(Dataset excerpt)
★ ★ ★
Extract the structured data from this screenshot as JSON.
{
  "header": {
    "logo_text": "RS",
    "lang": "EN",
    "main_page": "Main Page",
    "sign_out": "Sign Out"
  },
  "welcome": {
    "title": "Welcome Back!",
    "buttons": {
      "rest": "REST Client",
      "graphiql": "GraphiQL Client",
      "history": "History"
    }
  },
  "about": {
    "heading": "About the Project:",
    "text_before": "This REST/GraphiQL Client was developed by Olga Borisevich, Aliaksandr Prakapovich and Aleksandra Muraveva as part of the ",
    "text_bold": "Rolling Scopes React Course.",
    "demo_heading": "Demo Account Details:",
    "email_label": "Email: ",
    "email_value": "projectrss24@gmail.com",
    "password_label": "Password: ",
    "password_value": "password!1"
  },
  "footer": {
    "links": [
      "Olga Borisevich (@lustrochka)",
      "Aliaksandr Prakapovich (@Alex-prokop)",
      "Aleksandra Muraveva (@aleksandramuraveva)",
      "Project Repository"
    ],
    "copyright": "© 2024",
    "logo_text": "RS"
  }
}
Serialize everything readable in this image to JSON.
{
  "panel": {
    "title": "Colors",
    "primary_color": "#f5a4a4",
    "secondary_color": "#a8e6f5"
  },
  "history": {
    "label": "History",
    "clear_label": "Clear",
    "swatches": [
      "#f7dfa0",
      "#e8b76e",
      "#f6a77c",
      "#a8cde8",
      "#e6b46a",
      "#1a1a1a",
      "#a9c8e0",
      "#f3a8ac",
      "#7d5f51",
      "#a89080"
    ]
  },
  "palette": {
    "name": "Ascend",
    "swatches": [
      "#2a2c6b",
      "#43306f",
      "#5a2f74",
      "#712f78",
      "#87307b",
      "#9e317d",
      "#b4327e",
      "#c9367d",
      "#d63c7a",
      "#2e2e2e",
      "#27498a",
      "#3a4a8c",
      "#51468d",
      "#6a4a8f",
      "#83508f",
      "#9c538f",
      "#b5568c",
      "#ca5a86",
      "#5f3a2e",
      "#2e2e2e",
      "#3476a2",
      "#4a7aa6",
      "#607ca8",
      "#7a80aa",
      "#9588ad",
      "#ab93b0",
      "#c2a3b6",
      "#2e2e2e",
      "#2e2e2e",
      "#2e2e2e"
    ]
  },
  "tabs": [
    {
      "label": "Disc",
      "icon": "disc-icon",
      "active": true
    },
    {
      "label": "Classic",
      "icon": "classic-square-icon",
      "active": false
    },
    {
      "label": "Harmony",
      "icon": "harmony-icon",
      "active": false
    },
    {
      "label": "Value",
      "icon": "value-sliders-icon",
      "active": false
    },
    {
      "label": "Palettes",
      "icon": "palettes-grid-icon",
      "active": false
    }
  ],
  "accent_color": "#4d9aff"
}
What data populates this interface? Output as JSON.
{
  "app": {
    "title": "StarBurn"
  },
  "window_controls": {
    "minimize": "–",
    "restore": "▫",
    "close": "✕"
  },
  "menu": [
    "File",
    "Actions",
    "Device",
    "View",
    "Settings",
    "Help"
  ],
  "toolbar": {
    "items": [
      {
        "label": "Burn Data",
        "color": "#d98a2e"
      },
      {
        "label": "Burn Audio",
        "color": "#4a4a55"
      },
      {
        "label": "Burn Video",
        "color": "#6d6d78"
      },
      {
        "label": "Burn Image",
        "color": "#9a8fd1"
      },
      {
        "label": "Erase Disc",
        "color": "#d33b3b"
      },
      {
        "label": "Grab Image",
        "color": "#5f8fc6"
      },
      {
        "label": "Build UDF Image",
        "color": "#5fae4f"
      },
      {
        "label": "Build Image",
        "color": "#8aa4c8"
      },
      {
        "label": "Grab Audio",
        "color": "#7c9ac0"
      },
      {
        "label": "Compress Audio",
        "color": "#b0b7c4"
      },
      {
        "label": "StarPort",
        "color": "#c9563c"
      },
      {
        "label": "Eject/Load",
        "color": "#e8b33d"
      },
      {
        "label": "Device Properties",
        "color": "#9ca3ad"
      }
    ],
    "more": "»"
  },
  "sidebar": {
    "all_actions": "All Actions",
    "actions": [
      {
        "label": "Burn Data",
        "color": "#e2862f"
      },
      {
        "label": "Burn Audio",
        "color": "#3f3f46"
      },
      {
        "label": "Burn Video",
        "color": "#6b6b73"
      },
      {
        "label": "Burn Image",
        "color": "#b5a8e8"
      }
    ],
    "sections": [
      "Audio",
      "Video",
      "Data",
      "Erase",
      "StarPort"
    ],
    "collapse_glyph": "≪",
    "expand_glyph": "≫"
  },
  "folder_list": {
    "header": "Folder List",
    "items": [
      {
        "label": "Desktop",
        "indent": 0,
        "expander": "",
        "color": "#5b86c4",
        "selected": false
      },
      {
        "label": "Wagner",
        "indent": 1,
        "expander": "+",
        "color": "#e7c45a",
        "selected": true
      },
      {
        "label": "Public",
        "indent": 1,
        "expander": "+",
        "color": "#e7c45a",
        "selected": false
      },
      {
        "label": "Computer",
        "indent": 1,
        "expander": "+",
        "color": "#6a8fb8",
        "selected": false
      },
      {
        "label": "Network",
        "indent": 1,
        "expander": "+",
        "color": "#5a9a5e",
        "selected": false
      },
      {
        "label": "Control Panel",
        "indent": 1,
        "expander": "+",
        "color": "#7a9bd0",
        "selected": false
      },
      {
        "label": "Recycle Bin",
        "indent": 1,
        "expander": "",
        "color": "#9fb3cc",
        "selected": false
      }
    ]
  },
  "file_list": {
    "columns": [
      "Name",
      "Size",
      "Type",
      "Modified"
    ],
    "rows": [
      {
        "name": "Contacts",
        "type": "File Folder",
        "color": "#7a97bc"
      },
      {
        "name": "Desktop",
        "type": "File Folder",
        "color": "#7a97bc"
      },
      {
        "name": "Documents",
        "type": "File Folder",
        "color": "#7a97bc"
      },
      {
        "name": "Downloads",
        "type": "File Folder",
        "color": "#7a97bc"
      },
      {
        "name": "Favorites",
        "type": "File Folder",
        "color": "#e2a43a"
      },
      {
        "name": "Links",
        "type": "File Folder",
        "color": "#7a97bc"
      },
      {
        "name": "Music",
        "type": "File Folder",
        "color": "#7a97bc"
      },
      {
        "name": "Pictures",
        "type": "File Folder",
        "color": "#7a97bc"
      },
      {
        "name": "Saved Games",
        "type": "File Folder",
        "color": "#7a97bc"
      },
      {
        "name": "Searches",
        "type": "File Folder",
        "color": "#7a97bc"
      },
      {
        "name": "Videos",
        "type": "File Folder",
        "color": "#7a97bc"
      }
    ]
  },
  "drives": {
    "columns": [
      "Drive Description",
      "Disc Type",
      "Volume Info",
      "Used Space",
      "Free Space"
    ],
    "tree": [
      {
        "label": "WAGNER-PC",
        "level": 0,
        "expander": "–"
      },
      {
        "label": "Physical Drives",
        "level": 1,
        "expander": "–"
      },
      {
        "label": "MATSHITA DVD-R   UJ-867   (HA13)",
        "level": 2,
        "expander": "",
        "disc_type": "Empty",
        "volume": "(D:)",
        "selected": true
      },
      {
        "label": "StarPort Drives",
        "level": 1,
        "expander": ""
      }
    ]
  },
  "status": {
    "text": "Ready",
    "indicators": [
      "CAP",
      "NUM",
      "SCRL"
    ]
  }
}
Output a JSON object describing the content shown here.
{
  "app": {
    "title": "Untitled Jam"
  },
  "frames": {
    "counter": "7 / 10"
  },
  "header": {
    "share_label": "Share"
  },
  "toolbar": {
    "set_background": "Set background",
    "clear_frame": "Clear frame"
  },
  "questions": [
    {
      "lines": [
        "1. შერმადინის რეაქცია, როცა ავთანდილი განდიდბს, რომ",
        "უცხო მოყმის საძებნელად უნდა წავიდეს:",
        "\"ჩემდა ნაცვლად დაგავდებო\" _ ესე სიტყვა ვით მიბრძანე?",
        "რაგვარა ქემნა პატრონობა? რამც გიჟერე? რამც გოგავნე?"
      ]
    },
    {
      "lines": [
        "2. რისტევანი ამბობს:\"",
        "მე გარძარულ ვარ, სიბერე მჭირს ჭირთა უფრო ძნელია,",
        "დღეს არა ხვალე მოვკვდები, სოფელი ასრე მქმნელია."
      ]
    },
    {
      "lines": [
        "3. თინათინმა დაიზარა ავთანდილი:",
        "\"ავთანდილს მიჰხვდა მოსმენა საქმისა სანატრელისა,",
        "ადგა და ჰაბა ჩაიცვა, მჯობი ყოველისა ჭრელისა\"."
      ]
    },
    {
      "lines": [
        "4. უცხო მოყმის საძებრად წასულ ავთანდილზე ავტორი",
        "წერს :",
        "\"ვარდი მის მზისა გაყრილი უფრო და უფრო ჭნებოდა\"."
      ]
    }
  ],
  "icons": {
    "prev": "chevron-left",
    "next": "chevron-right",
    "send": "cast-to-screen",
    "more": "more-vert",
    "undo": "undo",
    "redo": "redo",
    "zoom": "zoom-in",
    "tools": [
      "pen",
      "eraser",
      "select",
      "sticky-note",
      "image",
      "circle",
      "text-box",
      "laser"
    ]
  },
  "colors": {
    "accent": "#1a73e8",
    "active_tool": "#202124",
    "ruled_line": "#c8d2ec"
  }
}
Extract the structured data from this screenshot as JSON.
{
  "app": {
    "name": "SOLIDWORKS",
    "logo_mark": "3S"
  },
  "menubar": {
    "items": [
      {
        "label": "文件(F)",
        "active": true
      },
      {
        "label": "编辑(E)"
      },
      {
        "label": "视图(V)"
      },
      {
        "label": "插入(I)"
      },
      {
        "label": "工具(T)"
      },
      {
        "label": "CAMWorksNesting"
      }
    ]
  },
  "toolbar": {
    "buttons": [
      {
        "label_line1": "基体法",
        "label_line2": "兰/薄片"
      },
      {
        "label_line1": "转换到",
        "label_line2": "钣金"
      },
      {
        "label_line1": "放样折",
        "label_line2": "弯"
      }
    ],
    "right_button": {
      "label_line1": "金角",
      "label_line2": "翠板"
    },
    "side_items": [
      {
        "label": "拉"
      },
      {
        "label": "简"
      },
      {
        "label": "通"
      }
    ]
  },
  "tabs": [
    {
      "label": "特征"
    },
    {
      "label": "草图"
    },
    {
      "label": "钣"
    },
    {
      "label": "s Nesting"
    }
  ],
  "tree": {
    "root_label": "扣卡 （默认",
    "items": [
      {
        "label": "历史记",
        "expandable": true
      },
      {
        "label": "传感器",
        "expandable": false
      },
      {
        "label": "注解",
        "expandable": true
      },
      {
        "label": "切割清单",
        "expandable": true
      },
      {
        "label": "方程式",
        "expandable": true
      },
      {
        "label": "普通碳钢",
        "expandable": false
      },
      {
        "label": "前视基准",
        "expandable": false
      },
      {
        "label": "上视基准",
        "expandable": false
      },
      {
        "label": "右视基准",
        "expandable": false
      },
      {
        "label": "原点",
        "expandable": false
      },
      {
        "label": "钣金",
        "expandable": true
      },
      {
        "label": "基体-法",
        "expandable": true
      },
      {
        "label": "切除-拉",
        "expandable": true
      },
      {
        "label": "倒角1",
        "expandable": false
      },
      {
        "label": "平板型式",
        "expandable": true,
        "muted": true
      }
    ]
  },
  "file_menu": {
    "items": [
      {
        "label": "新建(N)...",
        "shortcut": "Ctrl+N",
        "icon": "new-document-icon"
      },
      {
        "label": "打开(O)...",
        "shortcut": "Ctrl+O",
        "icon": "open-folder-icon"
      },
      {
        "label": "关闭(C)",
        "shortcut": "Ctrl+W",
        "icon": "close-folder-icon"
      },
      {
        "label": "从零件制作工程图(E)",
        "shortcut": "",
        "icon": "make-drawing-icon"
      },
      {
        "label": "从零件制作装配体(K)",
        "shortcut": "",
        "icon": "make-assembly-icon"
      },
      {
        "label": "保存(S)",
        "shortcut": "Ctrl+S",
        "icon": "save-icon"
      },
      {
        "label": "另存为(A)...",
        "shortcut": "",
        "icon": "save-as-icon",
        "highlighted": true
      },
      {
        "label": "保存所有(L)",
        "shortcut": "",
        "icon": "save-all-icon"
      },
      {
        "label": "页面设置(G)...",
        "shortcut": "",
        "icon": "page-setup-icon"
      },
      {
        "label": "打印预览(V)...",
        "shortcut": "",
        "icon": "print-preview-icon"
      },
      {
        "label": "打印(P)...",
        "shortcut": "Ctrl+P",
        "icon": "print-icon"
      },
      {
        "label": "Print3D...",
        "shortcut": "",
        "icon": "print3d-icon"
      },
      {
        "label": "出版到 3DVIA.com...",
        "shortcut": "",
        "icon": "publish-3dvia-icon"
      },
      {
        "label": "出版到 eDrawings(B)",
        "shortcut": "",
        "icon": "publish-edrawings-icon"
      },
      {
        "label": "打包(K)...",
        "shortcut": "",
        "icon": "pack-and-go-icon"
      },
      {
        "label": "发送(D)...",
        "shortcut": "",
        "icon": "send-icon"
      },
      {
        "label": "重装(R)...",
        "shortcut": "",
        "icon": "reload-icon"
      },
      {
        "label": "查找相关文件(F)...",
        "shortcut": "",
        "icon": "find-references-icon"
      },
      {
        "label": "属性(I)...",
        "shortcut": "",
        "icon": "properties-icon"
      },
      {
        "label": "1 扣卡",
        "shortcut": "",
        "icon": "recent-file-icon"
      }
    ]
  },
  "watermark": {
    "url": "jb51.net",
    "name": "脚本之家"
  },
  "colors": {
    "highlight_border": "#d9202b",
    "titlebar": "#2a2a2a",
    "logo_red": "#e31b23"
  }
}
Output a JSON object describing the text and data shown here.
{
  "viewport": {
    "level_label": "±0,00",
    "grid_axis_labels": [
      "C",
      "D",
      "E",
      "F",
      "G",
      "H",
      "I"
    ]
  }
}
★ ★ ★
YOUR TASK
Find the word "chevron" and list each line it appears in.

CORRECT RESULT
    "prev": "chevron-left",
    "next": "chevron-right",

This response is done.